TASK TO CARRY OUT
Quote the data below in full, please, without altering anything.

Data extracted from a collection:
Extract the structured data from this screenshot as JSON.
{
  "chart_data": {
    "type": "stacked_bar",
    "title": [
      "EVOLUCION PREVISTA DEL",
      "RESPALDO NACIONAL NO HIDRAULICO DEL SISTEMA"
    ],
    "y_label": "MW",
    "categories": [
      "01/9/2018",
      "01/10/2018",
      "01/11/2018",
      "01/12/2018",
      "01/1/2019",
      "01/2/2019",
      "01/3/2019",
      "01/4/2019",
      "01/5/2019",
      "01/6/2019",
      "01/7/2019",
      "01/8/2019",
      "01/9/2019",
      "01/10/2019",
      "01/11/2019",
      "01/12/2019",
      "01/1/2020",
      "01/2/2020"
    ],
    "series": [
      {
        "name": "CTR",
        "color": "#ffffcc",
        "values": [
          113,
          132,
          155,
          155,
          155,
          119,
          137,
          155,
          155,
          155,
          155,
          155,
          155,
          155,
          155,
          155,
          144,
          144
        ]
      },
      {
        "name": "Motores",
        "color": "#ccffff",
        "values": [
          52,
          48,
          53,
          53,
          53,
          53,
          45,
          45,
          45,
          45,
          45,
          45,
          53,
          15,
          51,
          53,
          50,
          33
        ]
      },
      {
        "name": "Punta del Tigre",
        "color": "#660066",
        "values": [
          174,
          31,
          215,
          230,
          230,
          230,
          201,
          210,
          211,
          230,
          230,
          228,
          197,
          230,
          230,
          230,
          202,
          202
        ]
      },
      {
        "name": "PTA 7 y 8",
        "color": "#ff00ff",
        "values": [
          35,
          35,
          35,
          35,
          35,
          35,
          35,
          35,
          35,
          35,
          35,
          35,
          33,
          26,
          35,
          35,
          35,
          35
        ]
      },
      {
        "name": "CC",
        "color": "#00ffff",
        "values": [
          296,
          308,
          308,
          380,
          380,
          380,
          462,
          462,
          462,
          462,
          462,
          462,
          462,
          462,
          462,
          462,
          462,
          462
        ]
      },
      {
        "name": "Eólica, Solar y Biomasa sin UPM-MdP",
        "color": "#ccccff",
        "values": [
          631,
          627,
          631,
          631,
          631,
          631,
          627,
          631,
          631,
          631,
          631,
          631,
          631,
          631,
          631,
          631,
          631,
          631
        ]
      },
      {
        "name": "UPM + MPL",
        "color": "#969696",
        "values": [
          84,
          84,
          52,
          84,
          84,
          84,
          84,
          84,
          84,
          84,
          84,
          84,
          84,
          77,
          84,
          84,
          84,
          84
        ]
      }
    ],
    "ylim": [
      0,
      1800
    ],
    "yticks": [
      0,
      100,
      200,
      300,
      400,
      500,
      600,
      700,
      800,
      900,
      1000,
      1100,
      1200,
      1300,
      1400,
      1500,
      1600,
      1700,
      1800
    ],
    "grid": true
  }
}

RESULT FOR THIS TASK
Extract the structured data from this screenshot as JSON.
{
  "chart_data": {
    "type": "stacked_bar",
    "title": [
      "EVOLUCION PREVISTA DEL",
      "RESPALDO NACIONAL NO HIDRAULICO DEL SISTEMA"
    ],
    "y_label": "MW",
    "categories": [
      "01/9/2018",
      "01/10/2018",
      "01/11/2018",
      "01/12/2018",
      "01/1/2019",
      "01/2/2019",
      "01/3/2019",
      "01/4/2019",
      "01/5/2019",
      "01/6/2019",
      "01/7/2019",
      "01/8/2019",
      "01/9/2019",
      "01/10/2019",
      "01/11/2019",
      "01/12/2019",
      "01/1/2020",
      "01/2/2020"
    ],
    "series": [
      {
        "name": "CTR",
        "color": "#ffffcc",
        "values": [
          113,
          132,
          155,
          155,
          155,
          119,
          137,
          155,
          155,
          155,
          155,
          155,
          155,
          155,
          155,
          155,
          144,
          144
        ]
      },
      {
        "name": "Motores",
        "color": "#ccffff",
        "values": [
          52,
          48,
          53,
          53,
          53,
          53,
          45,
          45,
          45,
          45,
          45,
          45,
          53,
          15,
          51,
          53,
          50,
          33
        ]
      },
      {
        "name": "Punta del Tigre",
        "color": "#660066",
        "values": [
          174,
          31,
          215,
          230,
          230,
          230,
          201,
          210,
          211,
          230,
          230,
          228,
          197,
          230,
          230,
          230,
          202,
          202
        ]
      },
      {
        "name": "PTA 7 y 8",
        "color": "#ff00ff",
        "values": [
          35,
          35,
          35,
          35,
          35,
          35,
          35,
          35,
          35,
          35,
          35,
          35,
          33,
          26,
          35,
          35,
          35,
          35
        ]
      },
      {
        "name": "CC",
        "color": "#00ffff",
        "values": [
          296,
          308,
          308,
          380,
          380,
          380,
          462,
          462,
          462,
          462,
          462,
          462,
          462,
          462,
          462,
          462,
          462,
          462
        ]
      },
      {
        "name": "Eólica, Solar y Biomasa sin UPM-MdP",
        "color": "#ccccff",
        "values": [
          631,
          627,
          631,
          631,
          631,
          631,
          627,
          631,
          631,
          631,
          631,
          631,
          631,
          631,
          631,
          631,
          631,
          631
        ]
      },
      {
        "name": "UPM + MPL",
        "color": "#969696",
        "values": [
          84,
          84,
          52,
          84,
          84,
          84,
          84,
          84,
          84,
          84,
          84,
          84,
          84,
          77,
          84,
          84,
          84,
          84
        ]
      }
    ],
    "ylim": [
      0,
      1800
    ],
    "yticks": [
      0,
      100,
      200,
      300,
      400,
      500,
      600,
      700,
      800,
      900,
      1000,
      1100,
      1200,
      1300,
      1400,
      1500,
      1600,
      1700,
      1800
    ],
    "grid": true
  }
}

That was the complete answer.